## START Record list
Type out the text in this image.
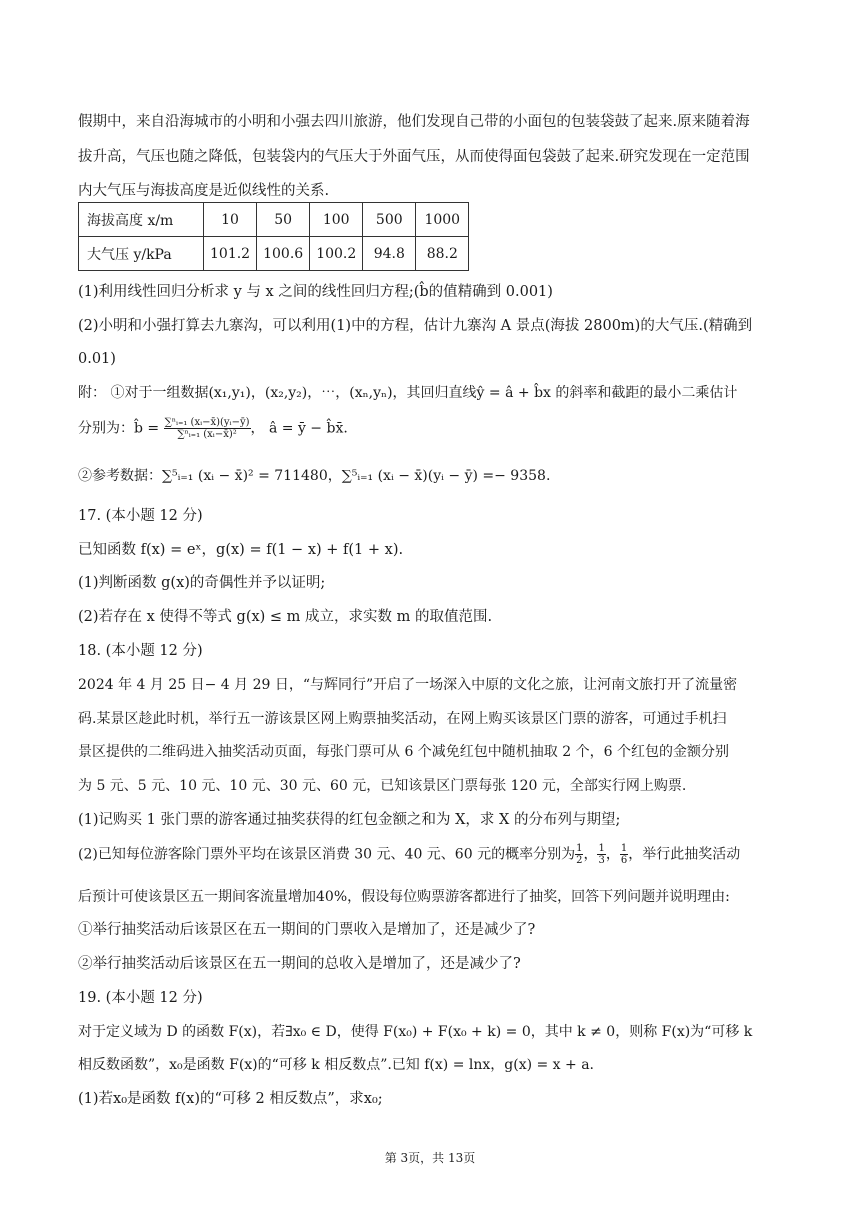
假期中，来自沿海城市的小明和小强去四川旅游，他们发现自己带的小面包的包装袋鼓了起来.原来随着海
拔升高，气压也随之降低，包装袋内的气压大于外面气压，从而使得面包袋鼓了起来.研究发现在一定范围
内大气压与海拔高度是近似线性的关系.
海拔高度 x/m	10	50	100	500	1000
大气压 y/kPa	101.2	100.6	100.2	94.8	88.2
(1)利用线性回归分析求 y 与 x 之间的线性回归方程;(b̂的值精确到 0.001)
(2)小明和小强打算去九寨沟，可以利用(1)中的方程，估计九寨沟 A 景点(海拔 2800m)的大气压.(精确到
0.01)
附： ①对于一组数据(x₁,y₁)，(x₂,y₂)，⋯，(xₙ,yₙ)，其回归直线ŷ = â + b̂x 的斜率和截距的最小二乘估计
分别为：b̂ = $\frac{\text{∑ⁿᵢ₌₁ (xᵢ−x̄)(yᵢ−ȳ)}}{\text{∑ⁿᵢ₌₁ (xᵢ−x̄)²}}$ ， â = ȳ − b̂x̄.
②参考数据：∑⁵ᵢ₌₁ (xᵢ − x̄)² = 711480，∑⁵ᵢ₌₁ (xᵢ − x̄)(yᵢ − ȳ) =− 9358.
17. (本小题 12 分)
已知函数 f(x) = eˣ，g(x) = f(1 − x) + f(1 + x).
(1)判断函数 g(x)的奇偶性并予以证明;
(2)若存在 x 使得不等式 g(x) ≤ m 成立，求实数 m 的取值范围.
18. (本小题 12 分)
2024 年 4 月 25 日− 4 月 29 日，“与辉同行”开启了一场深入中原的文化之旅，让河南文旅打开了流量密
码.某景区趁此时机，举行五一游该景区网上购票抽奖活动，在网上购买该景区门票的游客，可通过手机扫
景区提供的二维码进入抽奖活动页面，每张门票可从 6 个减免红包中随机抽取 2 个，6 个红包的金额分别
为 5 元、5 元、10 元、10 元、30 元、60 元，已知该景区门票每张 120 元，全部实行网上购票.
(1)记购买 1 张门票的游客通过抽奖获得的红包金额之和为 X，求 X 的分布列与期望;
(2)已知每位游客除门票外平均在该景区消费 30 元、40 元、60 元的概率分别为 $\frac{1}{2}$ ， $\frac{1}{3}$ ， $\frac{1}{6}$ ，举行此抽奖活动
后预计可使该景区五一期间客流量增加40%，假设每位购票游客都进行了抽奖，回答下列问题并说明理由:
①举行抽奖活动后该景区在五一期间的门票收入是增加了，还是减少了?
②举行抽奖活动后该景区在五一期间的总收入是增加了，还是减少了?
19. (本小题 12 分)
对于定义域为 D 的函数 F(x)，若∃x₀ ∈ D，使得 F(x₀) + F(x₀ + k) = 0，其中 k ≠ 0，则称 F(x)为“可移 k
相反数函数”，x₀是函数 F(x)的“可移 k 相反数点”.已知 f(x) = lnx，g(x) = x + a.
(1)若x₀是函数 f(x)的“可移 2 相反数点”，求x₀;
第 3页，共 13页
## END Record list
Written exercise: Omit the pictures and restate the rest of the records verbatim.

Solution to this exercise:
Type out the text in this image.
假期中，来自沿海城市的小明和小强去四川旅游，他们发现自己带的小面包的包装袋鼓了起来.原来随着海
拔升高，气压也随之降低，包装袋内的气压大于外面气压，从而使得面包袋鼓了起来.研究发现在一定范围
内大气压与海拔高度是近似线性的关系.
海拔高度 x/m	10	50	100	500	1000
大气压 y/kPa	101.2	100.6	100.2	94.8	88.2
(1)利用线性回归分析求 y 与 x 之间的线性回归方程;(b̂的值精确到 0.001)
(2)小明和小强打算去九寨沟，可以利用(1)中的方程，估计九寨沟 A 景点(海拔 2800m)的大气压.(精确到
0.01)
附： ①对于一组数据(x₁,y₁)，(x₂,y₂)，⋯，(xₙ,yₙ)，其回归直线ŷ = â + b̂x 的斜率和截距的最小二乘估计
分别为：b̂ = $\frac{\text{∑ⁿᵢ₌₁ (xᵢ−x̄)(yᵢ−ȳ)}}{\text{∑ⁿᵢ₌₁ (xᵢ−x̄)²}}$ ， â = ȳ − b̂x̄.
②参考数据：∑⁵ᵢ₌₁ (xᵢ − x̄)² = 711480，∑⁵ᵢ₌₁ (xᵢ − x̄)(yᵢ − ȳ) =− 9358.
17. (本小题 12 分)
已知函数 f(x) = eˣ，g(x) = f(1 − x) + f(1 + x).
(1)判断函数 g(x)的奇偶性并予以证明;
(2)若存在 x 使得不等式 g(x) ≤ m 成立，求实数 m 的取值范围.
18. (本小题 12 分)
2024 年 4 月 25 日− 4 月 29 日，“与辉同行”开启了一场深入中原的文化之旅，让河南文旅打开了流量密
码.某景区趁此时机，举行五一游该景区网上购票抽奖活动，在网上购买该景区门票的游客，可通过手机扫
景区提供的二维码进入抽奖活动页面，每张门票可从 6 个减免红包中随机抽取 2 个，6 个红包的金额分别
为 5 元、5 元、10 元、10 元、30 元、60 元，已知该景区门票每张 120 元，全部实行网上购票.
(1)记购买 1 张门票的游客通过抽奖获得的红包金额之和为 X，求 X 的分布列与期望;
(2)已知每位游客除门票外平均在该景区消费 30 元、40 元、60 元的概率分别为 $\frac{1}{2}$ ， $\frac{1}{3}$ ， $\frac{1}{6}$ ，举行此抽奖活动
后预计可使该景区五一期间客流量增加40%，假设每位购票游客都进行了抽奖，回答下列问题并说明理由:
①举行抽奖活动后该景区在五一期间的门票收入是增加了，还是减少了?
②举行抽奖活动后该景区在五一期间的总收入是增加了，还是减少了?
19. (本小题 12 分)
对于定义域为 D 的函数 F(x)，若∃x₀ ∈ D，使得 F(x₀) + F(x₀ + k) = 0，其中 k ≠ 0，则称 F(x)为“可移 k
相反数函数”，x₀是函数 F(x)的“可移 k 相反数点”.已知 f(x) = lnx，g(x) = x + a.
(1)若x₀是函数 f(x)的“可移 2 相反数点”，求x₀;
第 3页，共 13页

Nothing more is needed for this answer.